Transcribe every line of the listing below without any deviation.
--
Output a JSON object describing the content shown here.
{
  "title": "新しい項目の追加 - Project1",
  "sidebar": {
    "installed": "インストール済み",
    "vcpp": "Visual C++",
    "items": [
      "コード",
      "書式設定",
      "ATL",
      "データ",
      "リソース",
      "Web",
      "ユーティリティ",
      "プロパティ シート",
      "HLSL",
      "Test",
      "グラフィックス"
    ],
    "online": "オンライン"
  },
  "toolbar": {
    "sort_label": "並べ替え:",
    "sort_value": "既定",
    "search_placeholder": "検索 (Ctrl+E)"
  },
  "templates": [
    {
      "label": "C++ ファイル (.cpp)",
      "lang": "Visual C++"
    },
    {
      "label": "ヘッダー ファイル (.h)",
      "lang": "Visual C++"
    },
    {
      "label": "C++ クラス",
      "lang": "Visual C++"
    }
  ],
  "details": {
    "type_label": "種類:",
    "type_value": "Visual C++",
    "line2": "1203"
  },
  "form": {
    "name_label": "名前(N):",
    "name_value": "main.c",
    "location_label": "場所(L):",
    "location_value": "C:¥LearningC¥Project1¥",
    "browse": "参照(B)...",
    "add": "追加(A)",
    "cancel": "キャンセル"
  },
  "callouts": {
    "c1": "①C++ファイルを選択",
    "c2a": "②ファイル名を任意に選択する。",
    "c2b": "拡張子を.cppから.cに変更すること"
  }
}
--
• **OUTPUT FOR THIS TASK**
Output a JSON object describing the content shown here.
{
  "title": "新しい項目の追加 - Project1",
  "sidebar": {
    "installed": "インストール済み",
    "vcpp": "Visual C++",
    "items": [
      "コード",
      "書式設定",
      "ATL",
      "データ",
      "リソース",
      "Web",
      "ユーティリティ",
      "プロパティ シート",
      "HLSL",
      "Test",
      "グラフィックス"
    ],
    "online": "オンライン"
  },
  "toolbar": {
    "sort_label": "並べ替え:",
    "sort_value": "既定",
    "search_placeholder": "検索 (Ctrl+E)"
  },
  "templates": [
    {
      "label": "C++ ファイル (.cpp)",
      "lang": "Visual C++"
    },
    {
      "label": "ヘッダー ファイル (.h)",
      "lang": "Visual C++"
    },
    {
      "label": "C++ クラス",
      "lang": "Visual C++"
    }
  ],
  "details": {
    "type_label": "種類:",
    "type_value": "Visual C++",
    "line2": "1203"
  },
  "form": {
    "name_label": "名前(N):",
    "name_value": "main.c",
    "location_label": "場所(L):",
    "location_value": "C:¥LearningC¥Project1¥",
    "browse": "参照(B)...",
    "add": "追加(A)",
    "cancel": "キャンセル"
  },
  "callouts": {
    "c1": "①C++ファイルを選択",
    "c2a": "②ファイル名を任意に選択する。",
    "c2b": "拡張子を.cppから.cに変更すること"
  }
}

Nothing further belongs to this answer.